■ Exercise description
Repeat the listing below in full, exactly as it stands.

-- -- --

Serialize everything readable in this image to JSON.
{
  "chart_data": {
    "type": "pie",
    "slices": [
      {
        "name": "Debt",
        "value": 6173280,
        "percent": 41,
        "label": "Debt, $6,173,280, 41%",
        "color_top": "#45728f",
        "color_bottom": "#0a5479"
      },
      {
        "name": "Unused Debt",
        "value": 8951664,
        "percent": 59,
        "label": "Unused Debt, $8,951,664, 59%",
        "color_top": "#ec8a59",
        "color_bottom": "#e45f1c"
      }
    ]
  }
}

-- -- --

■ Written solution
Serialize everything readable in this image to JSON.
{
  "chart_data": {
    "type": "pie",
    "slices": [
      {
        "name": "Debt",
        "value": 6173280,
        "percent": 41,
        "label": "Debt, $6,173,280, 41%",
        "color_top": "#45728f",
        "color_bottom": "#0a5479"
      },
      {
        "name": "Unused Debt",
        "value": 8951664,
        "percent": 59,
        "label": "Unused Debt, $8,951,664, 59%",
        "color_top": "#ec8a59",
        "color_bottom": "#e45f1c"
      }
    ]
  }
}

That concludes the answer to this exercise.